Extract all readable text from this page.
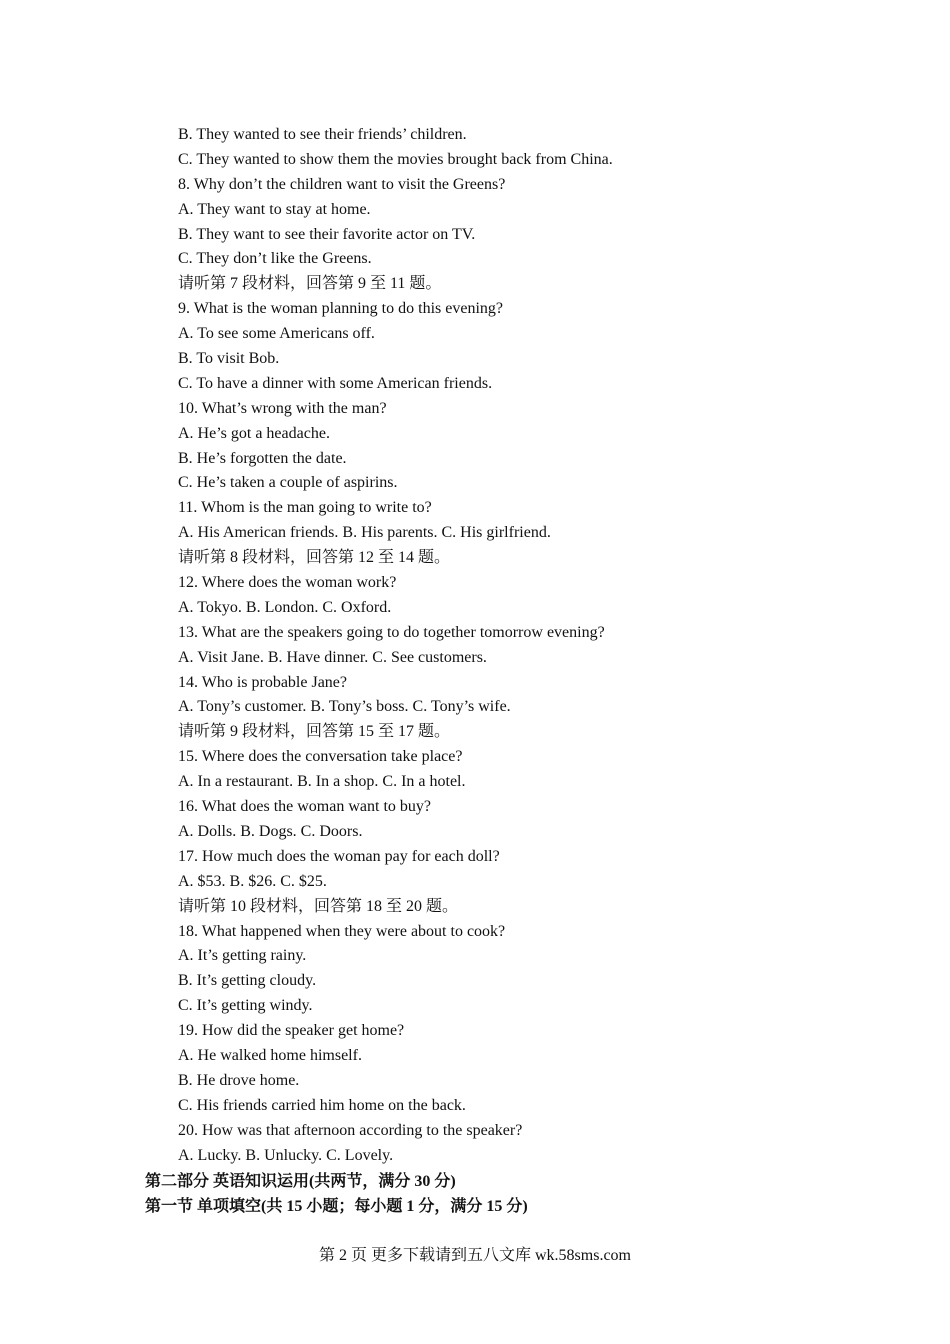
B. They wanted to see their friends’ children.
C. They wanted to show them the movies brought back from China.
8. Why don’t the children want to visit the Greens?
A. They want to stay at home.
B. They want to see their favorite actor on TV.
C. They don’t like the Greens.
请听第 7 段材料，回答第 9 至 11 题。
9. What is the woman planning to do this evening?
A. To see some Americans off.
B. To visit Bob.
C. To have a dinner with some American friends.
10. What’s wrong with the man?
A. He’s got a headache.
B. He’s forgotten the date.
C. He’s taken a couple of aspirins.
11. Whom is the man going to write to?
A. His American friends. B. His parents. C. His girlfriend.
请听第 8 段材料，回答第 12 至 14 题。
12. Where does the woman work?
A. Tokyo. B. London. C. Oxford.
13. What are the speakers going to do together tomorrow evening?
A. Visit Jane. B. Have dinner. C. See customers.
14. Who is probable Jane?
A. Tony’s customer. B. Tony’s boss. C. Tony’s wife.
请听第 9 段材料，回答第 15 至 17 题。
15. Where does the conversation take place?
A. In a restaurant. B. In a shop. C. In a hotel.
16. What does the woman want to buy?
A. Dolls. B. Dogs. C. Doors.
17. How much does the woman pay for each doll?
A. $53. B. $26. C. $25.
请听第 10 段材料，回答第 18 至 20 题。
18. What happened when they were about to cook?
A. It’s getting rainy.
B. It’s getting cloudy.
C. It’s getting windy.
19. How did the speaker get home?
A. He walked home himself.
B. He drove home.
C. His friends carried him home on the back.
20. How was that afternoon according to the speaker?
A. Lucky. B. Unlucky. C. Lovely.
第二部分 英语知识运用(共两节，满分 30 分)
第一节 单项填空(共 15 小题；每小题 1 分，满分 15 分)
第 2 页 更多下载请到五八文库 wk.58sms.com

◆ Exercise details ◆
Pictures in the data above should not be copied; transcribe everything else exactly.

◆ Completed exercise ◆
Extract all readable text from this page.
B. They wanted to see their friends’ children.
C. They wanted to show them the movies brought back from China.
8. Why don’t the children want to visit the Greens?
A. They want to stay at home.
B. They want to see their favorite actor on TV.
C. They don’t like the Greens.
请听第 7 段材料，回答第 9 至 11 题。
9. What is the woman planning to do this evening?
A. To see some Americans off.
B. To visit Bob.
C. To have a dinner with some American friends.
10. What’s wrong with the man?
A. He’s got a headache.
B. He’s forgotten the date.
C. He’s taken a couple of aspirins.
11. Whom is the man going to write to?
A. His American friends. B. His parents. C. His girlfriend.
请听第 8 段材料，回答第 12 至 14 题。
12. Where does the woman work?
A. Tokyo. B. London. C. Oxford.
13. What are the speakers going to do together tomorrow evening?
A. Visit Jane. B. Have dinner. C. See customers.
14. Who is probable Jane?
A. Tony’s customer. B. Tony’s boss. C. Tony’s wife.
请听第 9 段材料，回答第 15 至 17 题。
15. Where does the conversation take place?
A. In a restaurant. B. In a shop. C. In a hotel.
16. What does the woman want to buy?
A. Dolls. B. Dogs. C. Doors.
17. How much does the woman pay for each doll?
A. $53. B. $26. C. $25.
请听第 10 段材料，回答第 18 至 20 题。
18. What happened when they were about to cook?
A. It’s getting rainy.
B. It’s getting cloudy.
C. It’s getting windy.
19. How did the speaker get home?
A. He walked home himself.
B. He drove home.
C. His friends carried him home on the back.
20. How was that afternoon according to the speaker?
A. Lucky. B. Unlucky. C. Lovely.
第二部分 英语知识运用(共两节，满分 30 分)
第一节 单项填空(共 15 小题；每小题 1 分，满分 15 分)
第 2 页 更多下载请到五八文库 wk.58sms.com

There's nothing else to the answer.